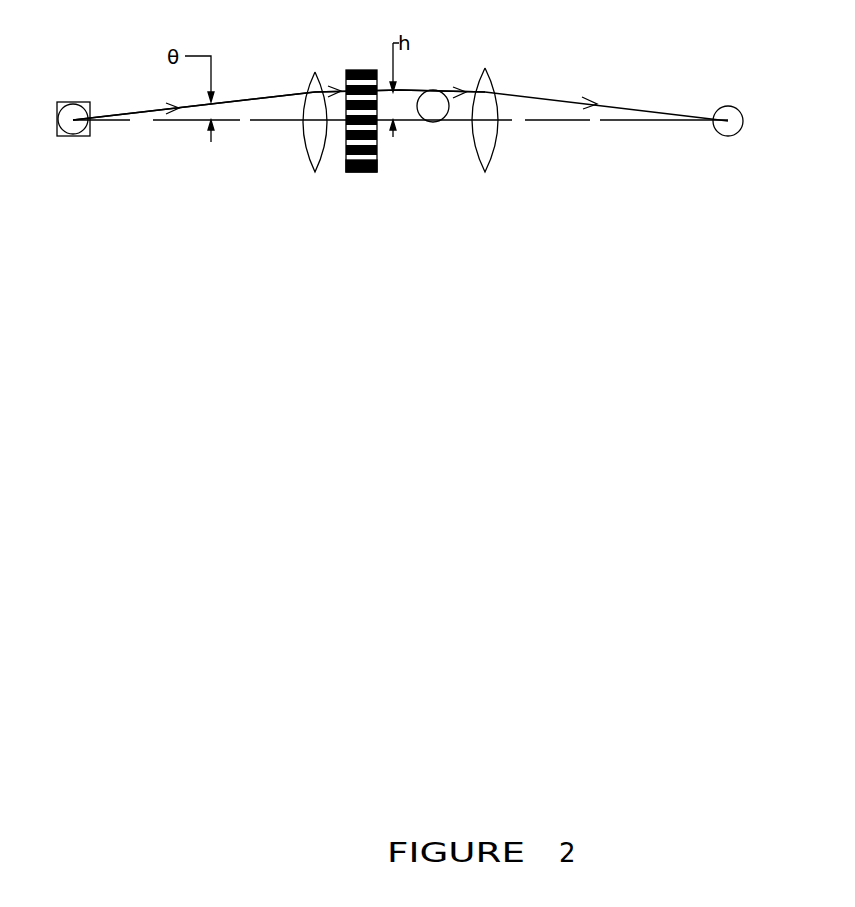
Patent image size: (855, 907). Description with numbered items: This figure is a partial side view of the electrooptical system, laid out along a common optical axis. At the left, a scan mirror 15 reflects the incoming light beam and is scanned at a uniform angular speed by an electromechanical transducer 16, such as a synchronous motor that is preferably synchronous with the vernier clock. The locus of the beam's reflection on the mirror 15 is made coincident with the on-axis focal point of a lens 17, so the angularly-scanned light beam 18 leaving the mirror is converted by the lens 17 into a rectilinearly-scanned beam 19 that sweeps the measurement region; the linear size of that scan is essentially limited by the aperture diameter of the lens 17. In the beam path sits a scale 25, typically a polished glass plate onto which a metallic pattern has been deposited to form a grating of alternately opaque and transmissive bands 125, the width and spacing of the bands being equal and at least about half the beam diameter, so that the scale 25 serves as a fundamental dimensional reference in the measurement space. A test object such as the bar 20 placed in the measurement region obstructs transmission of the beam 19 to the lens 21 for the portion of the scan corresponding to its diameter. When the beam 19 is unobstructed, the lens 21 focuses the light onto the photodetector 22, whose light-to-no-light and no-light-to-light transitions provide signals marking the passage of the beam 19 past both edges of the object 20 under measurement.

The scan mirror 15 is at (82, 138).
The electromechanical transducer 16 is at (84, 102).
The lens 17 is at (302, 147).
The angularly-scanned light beam 18 is at (130, 113).
The rectilinearly-scanned beam 19 is at (407, 92).
The bar 20 is at (417, 108).
The lens 21 is at (497, 150).
The photodetector 22 is at (742, 116).
The scale 25 is at (345, 82).
The alternately opaque and transmissive bands 125 is at (380, 163).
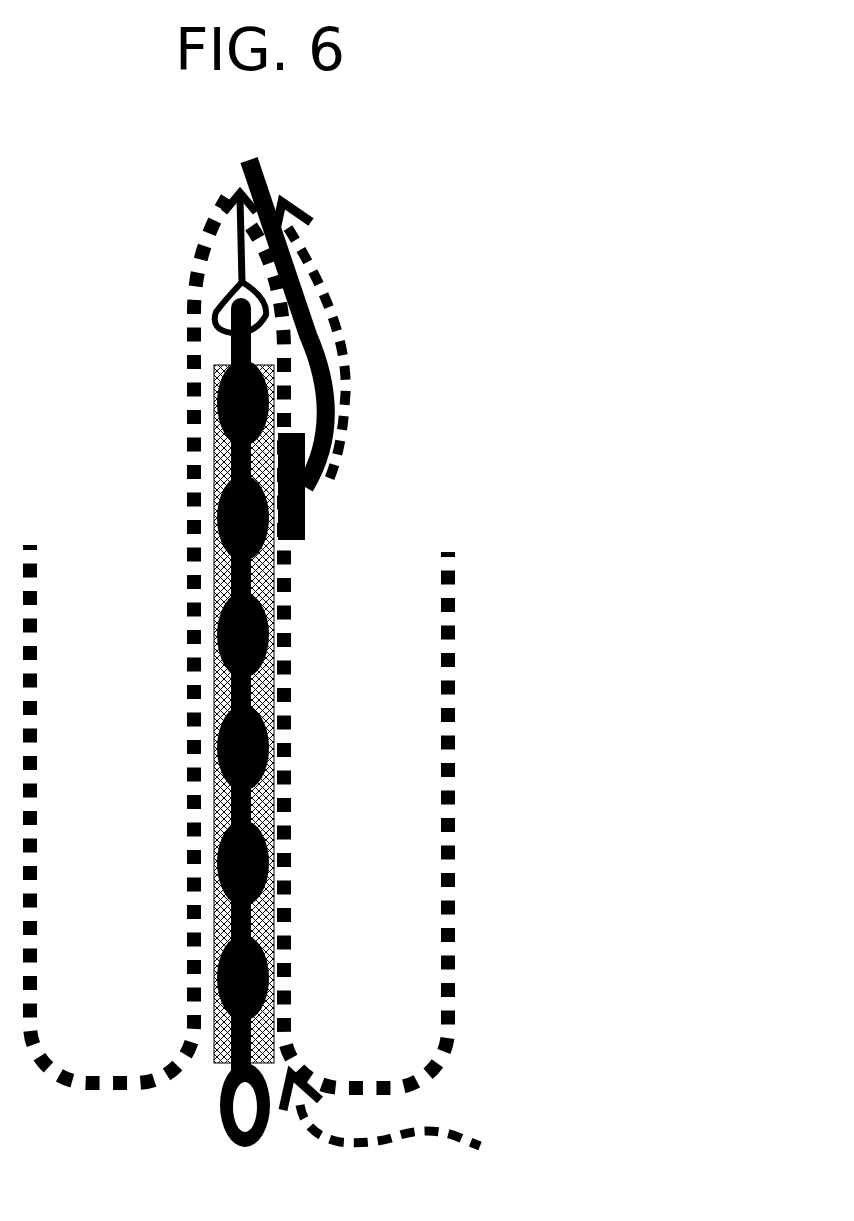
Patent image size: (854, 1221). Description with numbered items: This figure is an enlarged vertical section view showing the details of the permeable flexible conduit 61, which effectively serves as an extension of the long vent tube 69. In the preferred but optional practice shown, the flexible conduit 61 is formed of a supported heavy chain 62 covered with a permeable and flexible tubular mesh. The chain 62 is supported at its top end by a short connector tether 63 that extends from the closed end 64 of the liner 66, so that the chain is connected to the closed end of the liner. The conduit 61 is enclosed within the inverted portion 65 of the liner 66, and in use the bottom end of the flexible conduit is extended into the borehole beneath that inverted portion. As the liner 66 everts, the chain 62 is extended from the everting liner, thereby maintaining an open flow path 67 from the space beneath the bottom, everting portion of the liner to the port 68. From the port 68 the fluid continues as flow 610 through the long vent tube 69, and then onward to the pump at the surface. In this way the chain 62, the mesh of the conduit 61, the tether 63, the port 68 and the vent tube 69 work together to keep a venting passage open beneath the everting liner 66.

The flexible conduit 61 is at (255, 697).
The chain 62 is at (218, 1118).
The connector tether 63 is at (222, 290).
The closed end 64 is at (223, 212).
The inverted portion 65 is at (185, 700).
The liner 66 is at (330, 1073).
The flow path 67 is at (393, 1140).
The port 68 is at (304, 488).
The long vent tube 69 is at (258, 172).
The flow 610 is at (348, 358).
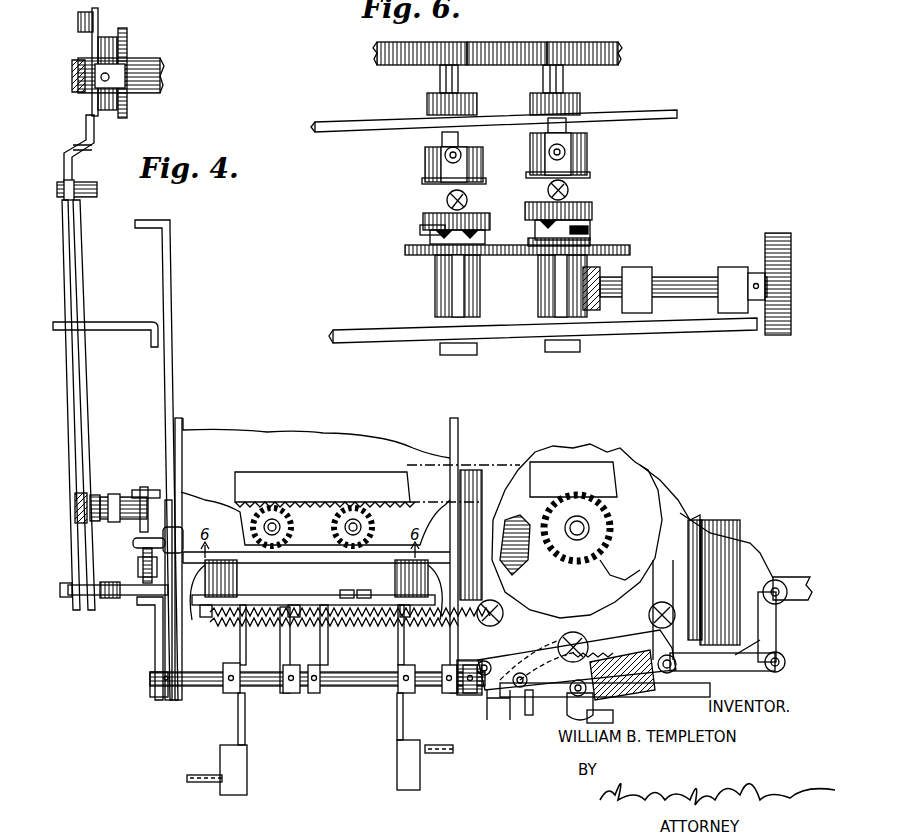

# EXERCISE TASK
Turn all of the lines above into a numbered list, skipping any blank lines. Leave the pictures out of your answer.

# OUTPUT BELOW
1. Patent image size: (855, 907). Description with numbered items: This figure is a partial side view of the electrooptical system, laid out along a common optical axis. At the left, a scan mirror 15 reflects the incoming light beam and is scanned at a uniform angular speed by an electromechanical transducer 16, such as a synchronous motor that is preferably synchronous with the vernier clock. The locus of the beam's reflection on the mirror 15 is made coincident with the on-axis focal point of a lens 17, so the angularly-scanned light beam 18 leaving the mirror is converted by the lens 17 into a rectilinearly-scanned beam 19 that sweeps the measurement region; the linear size of that scan is essentially limited by the aperture diameter of the lens 17. In the beam path sits a scale 25, typically a polished glass plate onto which a metallic pattern has been deposited to form a grating of alternately opaque and transmissive bands 125, the width and spacing of the bands being equal and at least about half the beam diameter, so that the scale 25 serves as a fundamental dimensional reference in the measurement space. A test object such as the bar 20 placed in the measurement region obstructs transmission of the beam 19 to the lens 21 for the portion of the scan corresponding to its diameter. When the beam 19 is unobstructed, the lens 21 focuses the light onto the photodetector 22, whose light-to-no-light and no-light-to-light transitions provide signals marking the passage of the beam 19 past both edges of the object 20 under measurement.
2. The scan mirror 15 is at (82, 138).
3. The electromechanical transducer 16 is at (84, 102).
4. The lens 17 is at (302, 147).
5. The angularly-scanned light beam 18 is at (130, 113).
6. The rectilinearly-scanned beam 19 is at (407, 92).
7. The bar 20 is at (417, 108).
8. The lens 21 is at (497, 150).
9. The photodetector 22 is at (742, 116).
10. The scale 25 is at (345, 82).
11. The alternately opaque and transmissive bands 125 is at (380, 163).
12. Patent image size: (854, 1221). Description with numbered items: This figure is an enlarged vertical section view showing the details of the permeable flexible conduit 61, which effectively serves as an extension of the long vent tube 69. In the preferred but optional practice shown, the flexible conduit 61 is formed of a supported heavy chain 62 covered with a permeable and flexible tubular mesh. The chain 62 is supported at its top end by a short connector tether 63 that extends from the closed end 64 of the liner 66, so that the chain is connected to the closed end of the liner. The conduit 61 is enclosed within the inverted portion 65 of the liner 66, and in use the bottom end of the flexible conduit is extended into the borehole beneath that inverted portion. As the liner 66 everts, the chain 62 is extended from the everting liner, thereby maintaining an open flow path 67 from the space beneath the bottom, everting portion of the liner to the port 68. From the port 68 the fluid continues as flow 610 through the long vent tube 69, and then onward to the pump at the surface. In this way the chain 62, the mesh of the conduit 61, the tether 63, the port 68 and the vent tube 69 work together to keep a venting passage open beneath the everting liner 66.
13. The flexible conduit 61 is at (255, 697).
14. The chain 62 is at (218, 1118).
15. The connector tether 63 is at (222, 290).
16. The closed end 64 is at (223, 212).
17. The inverted portion 65 is at (185, 700).
18. The liner 66 is at (330, 1073).
19. The flow path 67 is at (393, 1140).
20. The port 68 is at (304, 488).
21. The long vent tube 69 is at (258, 172).
22. The flow 610 is at (348, 358).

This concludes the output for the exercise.